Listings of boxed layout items
━━━━━━━━━━━━━━━━
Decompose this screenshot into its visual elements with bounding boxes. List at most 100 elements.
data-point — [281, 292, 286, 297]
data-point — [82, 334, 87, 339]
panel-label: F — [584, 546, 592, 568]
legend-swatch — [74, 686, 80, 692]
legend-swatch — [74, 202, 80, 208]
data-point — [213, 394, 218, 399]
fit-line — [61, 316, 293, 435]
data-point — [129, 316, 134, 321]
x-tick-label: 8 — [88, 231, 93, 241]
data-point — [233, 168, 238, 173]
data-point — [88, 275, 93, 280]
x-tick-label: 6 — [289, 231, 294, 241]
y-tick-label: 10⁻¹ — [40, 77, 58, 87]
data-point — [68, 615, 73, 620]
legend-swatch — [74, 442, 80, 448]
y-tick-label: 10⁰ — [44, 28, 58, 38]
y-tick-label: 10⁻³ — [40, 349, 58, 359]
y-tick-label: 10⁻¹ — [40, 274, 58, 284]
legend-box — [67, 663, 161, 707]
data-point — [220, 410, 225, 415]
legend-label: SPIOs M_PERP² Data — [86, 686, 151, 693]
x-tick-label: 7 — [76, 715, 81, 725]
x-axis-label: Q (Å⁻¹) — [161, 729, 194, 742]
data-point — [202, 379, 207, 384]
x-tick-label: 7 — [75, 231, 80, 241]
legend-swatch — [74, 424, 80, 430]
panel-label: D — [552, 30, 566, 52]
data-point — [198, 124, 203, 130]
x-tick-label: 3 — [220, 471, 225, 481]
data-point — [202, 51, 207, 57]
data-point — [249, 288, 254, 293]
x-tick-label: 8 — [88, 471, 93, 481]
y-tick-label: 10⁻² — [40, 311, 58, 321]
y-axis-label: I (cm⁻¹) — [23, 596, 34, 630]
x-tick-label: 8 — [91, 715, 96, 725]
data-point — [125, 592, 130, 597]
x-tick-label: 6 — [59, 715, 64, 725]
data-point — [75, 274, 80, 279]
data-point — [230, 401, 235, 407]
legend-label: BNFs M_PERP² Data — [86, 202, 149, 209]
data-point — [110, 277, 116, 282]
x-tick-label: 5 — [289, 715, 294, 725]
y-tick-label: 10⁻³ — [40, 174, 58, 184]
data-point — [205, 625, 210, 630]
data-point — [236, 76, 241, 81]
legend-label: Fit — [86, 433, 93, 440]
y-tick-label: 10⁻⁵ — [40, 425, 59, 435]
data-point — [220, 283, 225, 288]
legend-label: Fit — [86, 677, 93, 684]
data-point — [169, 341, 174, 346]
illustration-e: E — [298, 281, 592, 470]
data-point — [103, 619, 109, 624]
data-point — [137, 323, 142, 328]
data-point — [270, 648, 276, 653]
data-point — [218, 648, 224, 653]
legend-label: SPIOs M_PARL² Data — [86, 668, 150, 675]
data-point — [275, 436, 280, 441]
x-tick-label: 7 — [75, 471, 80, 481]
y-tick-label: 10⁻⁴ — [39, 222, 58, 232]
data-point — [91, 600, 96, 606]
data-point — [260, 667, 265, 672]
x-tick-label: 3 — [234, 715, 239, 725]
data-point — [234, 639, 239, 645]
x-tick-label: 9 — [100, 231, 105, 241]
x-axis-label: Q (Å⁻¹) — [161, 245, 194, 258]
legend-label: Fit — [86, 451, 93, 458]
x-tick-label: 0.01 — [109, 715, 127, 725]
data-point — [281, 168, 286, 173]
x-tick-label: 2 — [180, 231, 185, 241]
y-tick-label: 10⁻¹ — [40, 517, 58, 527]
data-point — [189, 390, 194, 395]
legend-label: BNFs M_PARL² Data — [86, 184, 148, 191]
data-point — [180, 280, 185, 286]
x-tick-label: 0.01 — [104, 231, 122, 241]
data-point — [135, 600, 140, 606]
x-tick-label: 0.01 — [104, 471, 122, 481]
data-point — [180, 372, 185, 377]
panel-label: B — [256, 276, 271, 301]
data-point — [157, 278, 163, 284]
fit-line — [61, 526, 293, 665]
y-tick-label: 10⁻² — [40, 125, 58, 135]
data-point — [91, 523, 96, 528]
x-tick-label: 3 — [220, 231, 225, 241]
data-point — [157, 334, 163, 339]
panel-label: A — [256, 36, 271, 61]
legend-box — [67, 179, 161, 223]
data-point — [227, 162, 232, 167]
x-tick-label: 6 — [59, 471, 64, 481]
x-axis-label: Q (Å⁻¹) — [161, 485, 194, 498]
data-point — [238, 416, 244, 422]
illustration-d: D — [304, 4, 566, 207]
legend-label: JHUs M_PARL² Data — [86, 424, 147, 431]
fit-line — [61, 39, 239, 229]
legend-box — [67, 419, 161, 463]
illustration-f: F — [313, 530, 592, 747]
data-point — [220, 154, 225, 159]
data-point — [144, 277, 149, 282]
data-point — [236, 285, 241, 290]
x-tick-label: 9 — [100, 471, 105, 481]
━━━━━━━━━━━━━━━━
§ What to work on: Copy every line of the material above verbatim, leaving each line unchanged.

§ Response to the exercise:
Decompose this screenshot into its visual elements with bounding boxes. List at most 100 elements.
data-point — [281, 292, 286, 297]
data-point — [82, 334, 87, 339]
panel-label: F — [584, 546, 592, 568]
legend-swatch — [74, 686, 80, 692]
legend-swatch — [74, 202, 80, 208]
data-point — [213, 394, 218, 399]
fit-line — [61, 316, 293, 435]
data-point — [129, 316, 134, 321]
x-tick-label: 8 — [88, 231, 93, 241]
data-point — [233, 168, 238, 173]
data-point — [88, 275, 93, 280]
x-tick-label: 6 — [289, 231, 294, 241]
y-tick-label: 10⁻¹ — [40, 77, 58, 87]
data-point — [68, 615, 73, 620]
legend-swatch — [74, 442, 80, 448]
y-tick-label: 10⁰ — [44, 28, 58, 38]
y-tick-label: 10⁻³ — [40, 349, 58, 359]
y-tick-label: 10⁻¹ — [40, 274, 58, 284]
legend-box — [67, 663, 161, 707]
data-point — [220, 410, 225, 415]
legend-label: SPIOs M_PERP² Data — [86, 686, 151, 693]
x-tick-label: 7 — [76, 715, 81, 725]
x-axis-label: Q (Å⁻¹) — [161, 729, 194, 742]
data-point — [202, 379, 207, 384]
x-tick-label: 7 — [75, 231, 80, 241]
legend-swatch — [74, 424, 80, 430]
panel-label: D — [552, 30, 566, 52]
data-point — [198, 124, 203, 130]
x-tick-label: 3 — [220, 471, 225, 481]
data-point — [202, 51, 207, 57]
data-point — [249, 288, 254, 293]
x-tick-label: 8 — [88, 471, 93, 481]
y-tick-label: 10⁻² — [40, 311, 58, 321]
y-axis-label: I (cm⁻¹) — [23, 596, 34, 630]
x-tick-label: 8 — [91, 715, 96, 725]
data-point — [125, 592, 130, 597]
x-tick-label: 6 — [59, 715, 64, 725]
data-point — [75, 274, 80, 279]
data-point — [230, 401, 235, 407]
legend-label: BNFs M_PERP² Data — [86, 202, 149, 209]
data-point — [110, 277, 116, 282]
x-tick-label: 5 — [289, 715, 294, 725]
y-tick-label: 10⁻³ — [40, 174, 58, 184]
data-point — [205, 625, 210, 630]
data-point — [236, 76, 241, 81]
legend-label: Fit — [86, 433, 93, 440]
y-tick-label: 10⁻⁵ — [40, 425, 59, 435]
data-point — [220, 283, 225, 288]
legend-label: Fit — [86, 677, 93, 684]
data-point — [169, 341, 174, 346]
illustration-e: E — [298, 281, 592, 470]
data-point — [103, 619, 109, 624]
data-point — [137, 323, 142, 328]
data-point — [270, 648, 276, 653]
data-point — [218, 648, 224, 653]
legend-label: SPIOs M_PARL² Data — [86, 668, 150, 675]
data-point — [275, 436, 280, 441]
x-tick-label: 7 — [75, 471, 80, 481]
y-tick-label: 10⁻⁴ — [39, 222, 58, 232]
data-point — [91, 600, 96, 606]
data-point — [260, 667, 265, 672]
x-tick-label: 3 — [234, 715, 239, 725]
data-point — [234, 639, 239, 645]
x-tick-label: 9 — [100, 231, 105, 241]
x-axis-label: Q (Å⁻¹) — [161, 245, 194, 258]
legend-label: Fit — [86, 451, 93, 458]
x-tick-label: 0.01 — [109, 715, 127, 725]
data-point — [281, 168, 286, 173]
x-tick-label: 2 — [180, 231, 185, 241]
y-tick-label: 10⁻¹ — [40, 517, 58, 527]
data-point — [189, 390, 194, 395]
legend-label: BNFs M_PARL² Data — [86, 184, 148, 191]
data-point — [180, 280, 185, 286]
x-tick-label: 0.01 — [104, 231, 122, 241]
data-point — [135, 600, 140, 606]
x-tick-label: 0.01 — [104, 471, 122, 481]
data-point — [180, 372, 185, 377]
panel-label: B — [256, 276, 271, 301]
data-point — [157, 278, 163, 284]
fit-line — [61, 526, 293, 665]
y-tick-label: 10⁻² — [40, 125, 58, 135]
data-point — [91, 523, 96, 528]
x-tick-label: 3 — [220, 231, 225, 241]
data-point — [157, 334, 163, 339]
panel-label: A — [256, 36, 271, 61]
legend-box — [67, 179, 161, 223]
data-point — [227, 162, 232, 167]
x-tick-label: 6 — [59, 471, 64, 481]
x-axis-label: Q (Å⁻¹) — [161, 485, 194, 498]
data-point — [238, 416, 244, 422]
illustration-d: D — [304, 4, 566, 207]
legend-label: JHUs M_PARL² Data — [86, 424, 147, 431]
fit-line — [61, 39, 239, 229]
legend-box — [67, 419, 161, 463]
illustration-f: F — [313, 530, 592, 747]
data-point — [220, 154, 225, 159]
data-point — [144, 277, 149, 282]
data-point — [236, 285, 241, 290]
x-tick-label: 9 — [100, 471, 105, 481]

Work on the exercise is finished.